### Provided records
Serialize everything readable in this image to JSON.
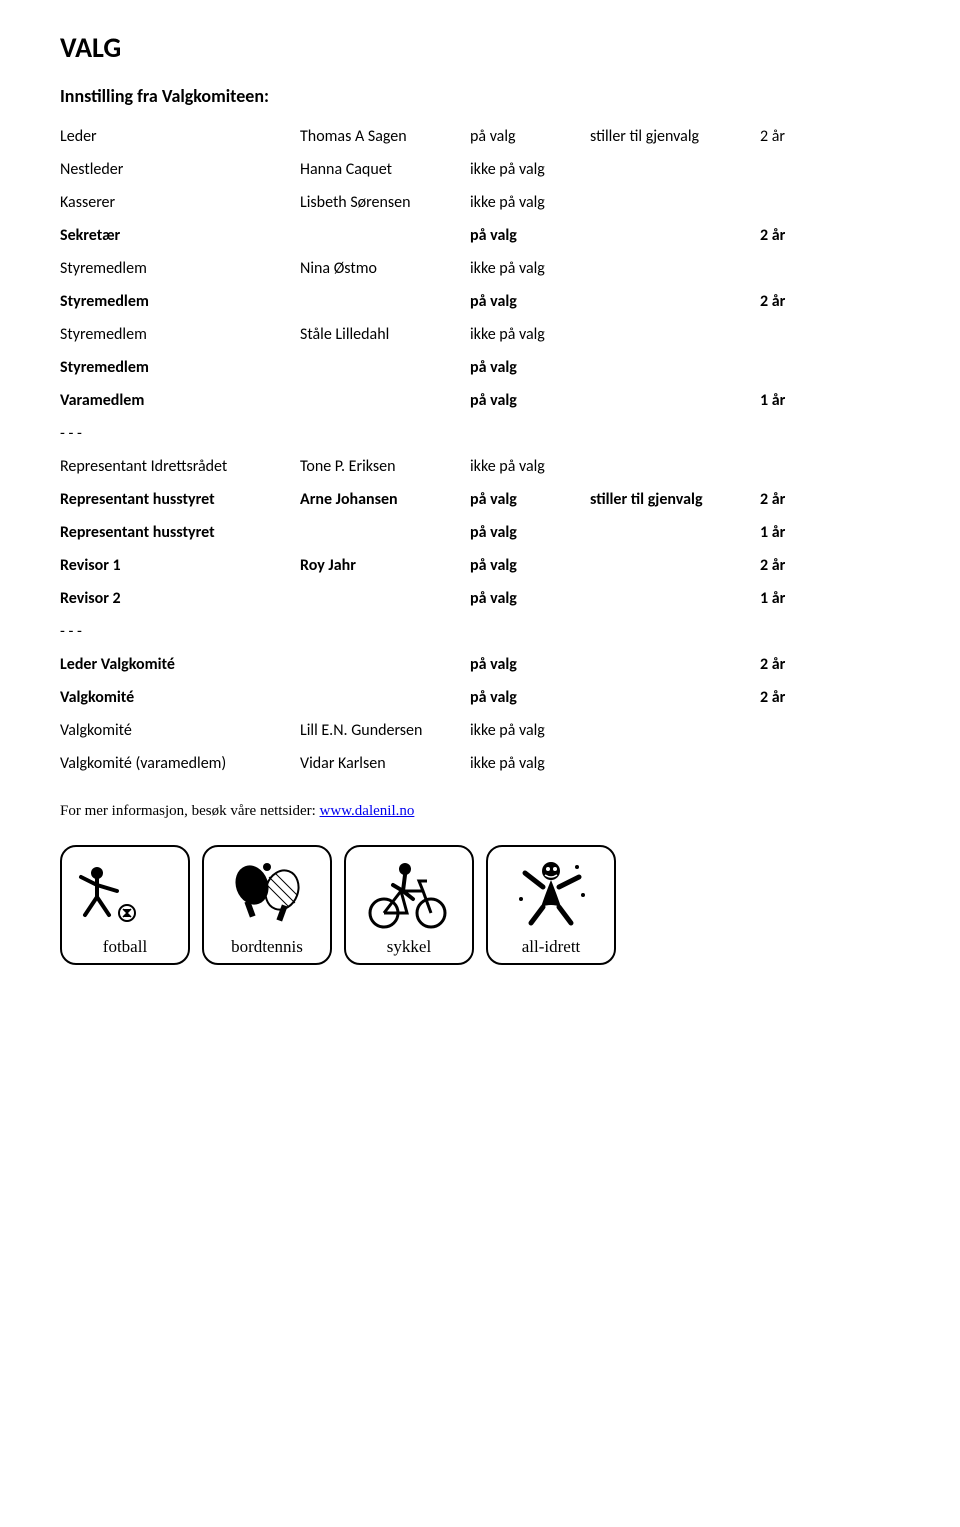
{
  "title": "VALG",
  "subtitle": "Innstilling fra Valgkomiteen:",
  "rows": [
    {
      "role": "Leder",
      "name": "Thomas A Sagen",
      "status": "på valg",
      "note": "stiller til gjenvalg",
      "years": "2 år",
      "bold": false
    },
    {
      "role": "Nestleder",
      "name": "Hanna Caquet",
      "status": "ikke på valg",
      "note": "",
      "years": "",
      "bold": false
    },
    {
      "role": "Kasserer",
      "name": "Lisbeth Sørensen",
      "status": "ikke på valg",
      "note": "",
      "years": "",
      "bold": false
    },
    {
      "role": "Sekretær",
      "name": "",
      "status": "på valg",
      "note": "",
      "years": "2 år",
      "bold": true
    },
    {
      "role": "Styremedlem",
      "name": "Nina Østmo",
      "status": "ikke på valg",
      "note": "",
      "years": "",
      "bold": false
    },
    {
      "role": "Styremedlem",
      "name": "",
      "status": "på valg",
      "note": "",
      "years": "2 år",
      "bold": true
    },
    {
      "role": "Styremedlem",
      "name": "Ståle Lilledahl",
      "status": "ikke på valg",
      "note": "",
      "years": "",
      "bold": false
    },
    {
      "role": "Styremedlem",
      "name": "",
      "status": "på valg",
      "note": "",
      "years": "",
      "bold": true
    }
  ],
  "rows2": [
    {
      "role": "Varamedlem",
      "name": "",
      "status": "på valg",
      "note": "",
      "years": "1 år",
      "bold": true
    }
  ],
  "sep": "- - -",
  "rows3": [
    {
      "role": "Representant Idrettsrådet",
      "name": "Tone P. Eriksen",
      "status": "ikke på valg",
      "note": "",
      "years": "",
      "bold": false
    },
    {
      "role": "Representant husstyret",
      "name": "Arne Johansen",
      "status": "på valg",
      "note": "stiller til gjenvalg",
      "years": "2 år",
      "bold": true
    },
    {
      "role": "Representant husstyret",
      "name": "",
      "status": "på valg",
      "note": "",
      "years": "1 år",
      "bold": true
    },
    {
      "role": "Revisor 1",
      "name": "Roy Jahr",
      "status": "på valg",
      "note": "",
      "years": "2 år",
      "bold": true
    },
    {
      "role": "Revisor 2",
      "name": "",
      "status": "på valg",
      "note": "",
      "years": "1 år",
      "bold": true
    }
  ],
  "rows4": [
    {
      "role": "Leder Valgkomité",
      "name": "",
      "status": "på valg",
      "note": "",
      "years": "2 år",
      "bold": true
    },
    {
      "role": "Valgkomité",
      "name": "",
      "status": "på valg",
      "note": "",
      "years": "2 år",
      "bold": true
    },
    {
      "role": "Valgkomité",
      "name": "Lill E.N. Gundersen",
      "status": "ikke på valg",
      "note": "",
      "years": "",
      "bold": false
    },
    {
      "role": "Valgkomité (varamedlem)",
      "name": "Vidar Karlsen",
      "status": "ikke på valg",
      "note": "",
      "years": "",
      "bold": false
    }
  ],
  "footer_text": "For mer informasjon, besøk våre nettsider: ",
  "footer_link": "www.dalenil.no",
  "icons": [
    "fotball",
    "bordtennis",
    "sykkel",
    "all-idrett"
  ]
}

### Exercise goal
Pictures are to be left out; the records above must be repeated word for word.

### Worked answer
Serialize everything readable in this image to JSON.
{
  "title": "VALG",
  "subtitle": "Innstilling fra Valgkomiteen:",
  "rows": [
    {
      "role": "Leder",
      "name": "Thomas A Sagen",
      "status": "på valg",
      "note": "stiller til gjenvalg",
      "years": "2 år",
      "bold": false
    },
    {
      "role": "Nestleder",
      "name": "Hanna Caquet",
      "status": "ikke på valg",
      "note": "",
      "years": "",
      "bold": false
    },
    {
      "role": "Kasserer",
      "name": "Lisbeth Sørensen",
      "status": "ikke på valg",
      "note": "",
      "years": "",
      "bold": false
    },
    {
      "role": "Sekretær",
      "name": "",
      "status": "på valg",
      "note": "",
      "years": "2 år",
      "bold": true
    },
    {
      "role": "Styremedlem",
      "name": "Nina Østmo",
      "status": "ikke på valg",
      "note": "",
      "years": "",
      "bold": false
    },
    {
      "role": "Styremedlem",
      "name": "",
      "status": "på valg",
      "note": "",
      "years": "2 år",
      "bold": true
    },
    {
      "role": "Styremedlem",
      "name": "Ståle Lilledahl",
      "status": "ikke på valg",
      "note": "",
      "years": "",
      "bold": false
    },
    {
      "role": "Styremedlem",
      "name": "",
      "status": "på valg",
      "note": "",
      "years": "",
      "bold": true
    }
  ],
  "rows2": [
    {
      "role": "Varamedlem",
      "name": "",
      "status": "på valg",
      "note": "",
      "years": "1 år",
      "bold": true
    }
  ],
  "sep": "- - -",
  "rows3": [
    {
      "role": "Representant Idrettsrådet",
      "name": "Tone P. Eriksen",
      "status": "ikke på valg",
      "note": "",
      "years": "",
      "bold": false
    },
    {
      "role": "Representant husstyret",
      "name": "Arne Johansen",
      "status": "på valg",
      "note": "stiller til gjenvalg",
      "years": "2 år",
      "bold": true
    },
    {
      "role": "Representant husstyret",
      "name": "",
      "status": "på valg",
      "note": "",
      "years": "1 år",
      "bold": true
    },
    {
      "role": "Revisor 1",
      "name": "Roy Jahr",
      "status": "på valg",
      "note": "",
      "years": "2 år",
      "bold": true
    },
    {
      "role": "Revisor 2",
      "name": "",
      "status": "på valg",
      "note": "",
      "years": "1 år",
      "bold": true
    }
  ],
  "rows4": [
    {
      "role": "Leder Valgkomité",
      "name": "",
      "status": "på valg",
      "note": "",
      "years": "2 år",
      "bold": true
    },
    {
      "role": "Valgkomité",
      "name": "",
      "status": "på valg",
      "note": "",
      "years": "2 år",
      "bold": true
    },
    {
      "role": "Valgkomité",
      "name": "Lill E.N. Gundersen",
      "status": "ikke på valg",
      "note": "",
      "years": "",
      "bold": false
    },
    {
      "role": "Valgkomité (varamedlem)",
      "name": "Vidar Karlsen",
      "status": "ikke på valg",
      "note": "",
      "years": "",
      "bold": false
    }
  ],
  "footer_text": "For mer informasjon, besøk våre nettsider: ",
  "footer_link": "www.dalenil.no",
  "icons": [
    "fotball",
    "bordtennis",
    "sykkel",
    "all-idrett"
  ]
}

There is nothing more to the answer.